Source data
>>>

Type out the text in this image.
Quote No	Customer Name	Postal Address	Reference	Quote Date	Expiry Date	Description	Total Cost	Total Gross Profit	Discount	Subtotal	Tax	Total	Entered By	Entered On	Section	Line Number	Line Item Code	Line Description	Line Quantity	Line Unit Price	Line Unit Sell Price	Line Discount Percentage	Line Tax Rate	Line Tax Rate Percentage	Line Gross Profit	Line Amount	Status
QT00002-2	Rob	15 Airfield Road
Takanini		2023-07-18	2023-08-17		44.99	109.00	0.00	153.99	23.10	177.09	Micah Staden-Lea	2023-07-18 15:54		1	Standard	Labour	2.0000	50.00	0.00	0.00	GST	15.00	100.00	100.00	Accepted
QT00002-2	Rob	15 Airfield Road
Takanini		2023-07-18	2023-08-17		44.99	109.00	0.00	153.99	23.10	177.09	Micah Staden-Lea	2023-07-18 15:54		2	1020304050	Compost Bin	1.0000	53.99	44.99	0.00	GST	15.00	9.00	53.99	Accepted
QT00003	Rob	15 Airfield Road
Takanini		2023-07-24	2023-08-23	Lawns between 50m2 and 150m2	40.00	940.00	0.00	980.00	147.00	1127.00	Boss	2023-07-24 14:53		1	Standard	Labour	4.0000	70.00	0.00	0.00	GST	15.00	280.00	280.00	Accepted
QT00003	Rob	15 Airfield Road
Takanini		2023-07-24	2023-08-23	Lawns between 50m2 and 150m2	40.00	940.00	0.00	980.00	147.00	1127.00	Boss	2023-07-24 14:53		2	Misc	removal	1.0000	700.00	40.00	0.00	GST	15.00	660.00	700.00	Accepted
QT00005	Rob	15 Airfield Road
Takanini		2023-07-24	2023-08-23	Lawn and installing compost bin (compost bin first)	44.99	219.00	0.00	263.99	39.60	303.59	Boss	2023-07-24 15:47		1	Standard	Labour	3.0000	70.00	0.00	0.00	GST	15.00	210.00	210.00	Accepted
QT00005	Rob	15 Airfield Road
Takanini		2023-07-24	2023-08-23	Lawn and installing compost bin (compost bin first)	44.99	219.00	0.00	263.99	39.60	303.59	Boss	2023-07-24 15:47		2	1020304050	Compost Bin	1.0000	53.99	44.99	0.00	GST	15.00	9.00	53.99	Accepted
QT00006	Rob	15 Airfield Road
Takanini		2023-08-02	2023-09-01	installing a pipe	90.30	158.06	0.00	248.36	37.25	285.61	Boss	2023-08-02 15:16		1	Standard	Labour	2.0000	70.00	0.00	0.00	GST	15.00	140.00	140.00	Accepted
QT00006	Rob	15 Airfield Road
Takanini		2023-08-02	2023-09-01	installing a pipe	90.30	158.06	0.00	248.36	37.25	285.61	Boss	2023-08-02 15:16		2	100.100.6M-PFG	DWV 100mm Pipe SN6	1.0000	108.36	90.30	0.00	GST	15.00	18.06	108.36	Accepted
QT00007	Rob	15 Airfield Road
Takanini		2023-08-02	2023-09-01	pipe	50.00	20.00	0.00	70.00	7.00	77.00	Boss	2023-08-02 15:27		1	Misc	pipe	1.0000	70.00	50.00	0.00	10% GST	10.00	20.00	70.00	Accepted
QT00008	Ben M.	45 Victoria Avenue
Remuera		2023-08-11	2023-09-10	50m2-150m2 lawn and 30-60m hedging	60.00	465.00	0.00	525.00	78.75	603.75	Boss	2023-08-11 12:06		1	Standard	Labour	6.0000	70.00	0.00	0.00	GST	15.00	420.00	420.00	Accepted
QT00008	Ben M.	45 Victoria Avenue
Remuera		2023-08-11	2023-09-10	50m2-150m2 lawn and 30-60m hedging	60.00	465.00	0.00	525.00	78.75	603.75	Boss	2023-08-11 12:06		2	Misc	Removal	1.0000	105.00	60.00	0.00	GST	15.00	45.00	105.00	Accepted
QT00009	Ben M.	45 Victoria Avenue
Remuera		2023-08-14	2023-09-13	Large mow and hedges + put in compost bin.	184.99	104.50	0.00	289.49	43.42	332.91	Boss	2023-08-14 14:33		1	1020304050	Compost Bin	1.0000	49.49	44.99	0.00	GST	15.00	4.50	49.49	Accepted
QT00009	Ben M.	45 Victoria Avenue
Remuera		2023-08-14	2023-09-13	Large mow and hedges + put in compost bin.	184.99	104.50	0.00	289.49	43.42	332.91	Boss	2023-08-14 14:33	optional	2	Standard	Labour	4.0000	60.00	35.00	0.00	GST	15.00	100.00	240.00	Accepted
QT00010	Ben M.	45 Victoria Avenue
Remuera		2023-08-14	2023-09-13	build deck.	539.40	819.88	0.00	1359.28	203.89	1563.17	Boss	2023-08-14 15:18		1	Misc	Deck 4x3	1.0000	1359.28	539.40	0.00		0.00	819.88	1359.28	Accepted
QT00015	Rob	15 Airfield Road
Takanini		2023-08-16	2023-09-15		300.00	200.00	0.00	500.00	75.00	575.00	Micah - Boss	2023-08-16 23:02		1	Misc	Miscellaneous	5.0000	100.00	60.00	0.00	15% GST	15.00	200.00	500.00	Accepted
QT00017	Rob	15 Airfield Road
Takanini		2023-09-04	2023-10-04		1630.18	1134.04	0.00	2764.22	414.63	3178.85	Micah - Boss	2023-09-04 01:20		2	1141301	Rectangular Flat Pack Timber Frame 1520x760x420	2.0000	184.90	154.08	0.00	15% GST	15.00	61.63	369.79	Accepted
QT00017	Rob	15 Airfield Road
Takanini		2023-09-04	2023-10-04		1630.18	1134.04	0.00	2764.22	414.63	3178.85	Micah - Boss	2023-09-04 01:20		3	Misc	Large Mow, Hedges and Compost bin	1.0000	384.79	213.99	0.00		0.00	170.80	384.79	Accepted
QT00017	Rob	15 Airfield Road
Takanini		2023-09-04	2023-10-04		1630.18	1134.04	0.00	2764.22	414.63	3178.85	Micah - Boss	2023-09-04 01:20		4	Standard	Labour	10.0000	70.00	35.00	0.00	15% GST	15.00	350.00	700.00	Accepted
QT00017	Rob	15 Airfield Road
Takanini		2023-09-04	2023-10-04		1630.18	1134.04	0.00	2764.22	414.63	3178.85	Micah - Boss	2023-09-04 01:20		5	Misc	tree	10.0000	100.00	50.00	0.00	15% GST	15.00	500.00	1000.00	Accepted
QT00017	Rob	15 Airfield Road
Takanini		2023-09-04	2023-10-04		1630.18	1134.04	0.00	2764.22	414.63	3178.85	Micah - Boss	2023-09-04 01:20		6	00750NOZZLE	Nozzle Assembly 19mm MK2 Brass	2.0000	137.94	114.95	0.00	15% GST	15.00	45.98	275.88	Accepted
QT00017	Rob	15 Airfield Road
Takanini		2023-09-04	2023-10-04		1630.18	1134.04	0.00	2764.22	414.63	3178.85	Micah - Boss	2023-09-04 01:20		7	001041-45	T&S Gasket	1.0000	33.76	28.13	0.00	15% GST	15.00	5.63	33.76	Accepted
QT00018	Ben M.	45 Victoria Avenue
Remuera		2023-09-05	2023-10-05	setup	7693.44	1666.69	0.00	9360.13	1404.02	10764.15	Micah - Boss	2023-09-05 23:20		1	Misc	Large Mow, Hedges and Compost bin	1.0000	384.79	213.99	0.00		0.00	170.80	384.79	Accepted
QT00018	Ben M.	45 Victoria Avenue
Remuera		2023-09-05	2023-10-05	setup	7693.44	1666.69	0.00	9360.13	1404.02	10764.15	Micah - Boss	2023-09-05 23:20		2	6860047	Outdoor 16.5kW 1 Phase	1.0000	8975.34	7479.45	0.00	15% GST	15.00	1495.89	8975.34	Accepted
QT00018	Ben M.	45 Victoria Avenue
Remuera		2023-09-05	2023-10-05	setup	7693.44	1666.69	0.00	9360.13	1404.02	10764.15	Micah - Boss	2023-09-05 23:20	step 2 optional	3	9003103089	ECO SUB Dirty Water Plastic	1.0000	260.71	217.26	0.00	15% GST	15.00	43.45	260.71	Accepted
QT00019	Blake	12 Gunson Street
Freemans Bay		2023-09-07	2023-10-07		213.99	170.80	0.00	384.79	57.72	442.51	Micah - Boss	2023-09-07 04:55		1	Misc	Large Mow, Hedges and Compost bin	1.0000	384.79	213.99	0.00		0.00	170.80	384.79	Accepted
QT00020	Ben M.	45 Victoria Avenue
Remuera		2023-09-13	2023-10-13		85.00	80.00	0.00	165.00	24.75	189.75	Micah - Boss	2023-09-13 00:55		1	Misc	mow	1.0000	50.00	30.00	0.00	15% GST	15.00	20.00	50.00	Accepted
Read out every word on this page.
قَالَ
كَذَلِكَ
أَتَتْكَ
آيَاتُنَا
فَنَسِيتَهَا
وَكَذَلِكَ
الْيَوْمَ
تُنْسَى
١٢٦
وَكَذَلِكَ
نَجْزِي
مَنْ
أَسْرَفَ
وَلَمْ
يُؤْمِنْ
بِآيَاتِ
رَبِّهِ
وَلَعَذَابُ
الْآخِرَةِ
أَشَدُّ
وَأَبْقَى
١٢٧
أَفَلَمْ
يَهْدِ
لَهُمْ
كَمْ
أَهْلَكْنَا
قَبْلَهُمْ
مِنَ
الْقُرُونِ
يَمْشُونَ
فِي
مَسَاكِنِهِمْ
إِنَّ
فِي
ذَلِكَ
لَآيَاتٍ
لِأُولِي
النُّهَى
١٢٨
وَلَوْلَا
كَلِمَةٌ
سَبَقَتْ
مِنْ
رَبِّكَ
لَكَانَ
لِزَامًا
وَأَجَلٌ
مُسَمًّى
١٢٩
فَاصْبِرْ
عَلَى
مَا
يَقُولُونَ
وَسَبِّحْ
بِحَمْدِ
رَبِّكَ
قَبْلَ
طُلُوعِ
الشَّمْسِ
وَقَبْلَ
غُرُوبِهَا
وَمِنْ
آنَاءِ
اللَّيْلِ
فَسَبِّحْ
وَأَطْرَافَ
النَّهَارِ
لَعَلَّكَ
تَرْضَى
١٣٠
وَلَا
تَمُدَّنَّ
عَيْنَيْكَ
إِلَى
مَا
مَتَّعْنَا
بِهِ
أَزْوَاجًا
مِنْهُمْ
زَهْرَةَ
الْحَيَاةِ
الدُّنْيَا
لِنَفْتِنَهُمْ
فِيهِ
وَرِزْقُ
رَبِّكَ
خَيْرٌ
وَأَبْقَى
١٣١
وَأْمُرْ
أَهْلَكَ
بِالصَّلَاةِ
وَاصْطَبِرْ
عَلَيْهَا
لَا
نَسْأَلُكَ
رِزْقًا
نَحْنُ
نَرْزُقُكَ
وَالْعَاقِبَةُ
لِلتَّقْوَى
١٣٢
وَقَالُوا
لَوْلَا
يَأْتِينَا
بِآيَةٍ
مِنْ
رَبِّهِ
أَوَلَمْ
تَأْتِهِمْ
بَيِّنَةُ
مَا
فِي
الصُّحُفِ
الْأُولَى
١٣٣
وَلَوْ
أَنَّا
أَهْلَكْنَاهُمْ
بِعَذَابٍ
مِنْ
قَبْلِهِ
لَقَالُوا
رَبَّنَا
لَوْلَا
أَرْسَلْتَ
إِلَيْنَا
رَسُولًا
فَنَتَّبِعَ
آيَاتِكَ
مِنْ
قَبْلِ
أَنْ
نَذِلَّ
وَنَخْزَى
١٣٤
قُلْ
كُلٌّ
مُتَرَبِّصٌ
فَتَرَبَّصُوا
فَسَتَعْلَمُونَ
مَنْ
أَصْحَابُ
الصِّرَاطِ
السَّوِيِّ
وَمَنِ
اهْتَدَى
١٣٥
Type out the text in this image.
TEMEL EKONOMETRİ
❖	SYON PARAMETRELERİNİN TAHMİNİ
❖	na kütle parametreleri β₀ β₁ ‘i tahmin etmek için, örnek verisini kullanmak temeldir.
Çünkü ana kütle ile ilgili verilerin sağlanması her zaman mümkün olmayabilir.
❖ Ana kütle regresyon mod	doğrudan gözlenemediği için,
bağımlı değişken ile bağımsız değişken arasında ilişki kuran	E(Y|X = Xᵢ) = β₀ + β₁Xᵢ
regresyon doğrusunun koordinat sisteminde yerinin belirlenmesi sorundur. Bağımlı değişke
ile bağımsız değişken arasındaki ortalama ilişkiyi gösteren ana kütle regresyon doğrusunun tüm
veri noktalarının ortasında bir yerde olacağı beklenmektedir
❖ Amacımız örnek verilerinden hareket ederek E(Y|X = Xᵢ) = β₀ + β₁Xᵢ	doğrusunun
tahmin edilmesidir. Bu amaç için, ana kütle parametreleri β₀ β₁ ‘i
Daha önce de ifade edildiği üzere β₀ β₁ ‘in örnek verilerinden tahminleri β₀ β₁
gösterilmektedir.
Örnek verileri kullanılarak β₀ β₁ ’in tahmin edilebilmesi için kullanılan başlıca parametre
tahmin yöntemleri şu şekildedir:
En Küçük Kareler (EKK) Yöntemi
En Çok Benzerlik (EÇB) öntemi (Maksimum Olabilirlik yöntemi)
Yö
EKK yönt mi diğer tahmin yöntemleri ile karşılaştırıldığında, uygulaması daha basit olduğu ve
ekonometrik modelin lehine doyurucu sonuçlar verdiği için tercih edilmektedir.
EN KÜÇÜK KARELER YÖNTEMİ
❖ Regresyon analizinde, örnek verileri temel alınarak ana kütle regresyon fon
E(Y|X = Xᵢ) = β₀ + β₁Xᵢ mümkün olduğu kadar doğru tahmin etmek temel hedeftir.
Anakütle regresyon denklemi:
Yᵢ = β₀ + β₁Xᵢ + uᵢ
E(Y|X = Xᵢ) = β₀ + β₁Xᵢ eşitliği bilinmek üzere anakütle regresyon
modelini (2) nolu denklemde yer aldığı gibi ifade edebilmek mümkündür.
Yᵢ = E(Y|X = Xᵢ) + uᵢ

<<<

§ GOAL OF THE EXERCISE: Go through the records above and copy every line with the word "regresyon".

§ ANSWER IN FULL:
❖ Ana kütle regresyon mod	doğrudan gözlenemediği için,
regresyon doğrusunun koordinat sisteminde yerinin belirlenmesi sorundur. Bağımlı değişke
ile bağımsız değişken arasındaki ortalama ilişkiyi gösteren ana kütle regresyon doğrusunun tüm
❖ Regresyon analizinde, örnek verileri temel alınarak ana kütle regresyon fon
Anakütle regresyon denklemi:
E(Y|X = Xᵢ) = β₀ + β₁Xᵢ eşitliği bilinmek üzere anakütle regresyon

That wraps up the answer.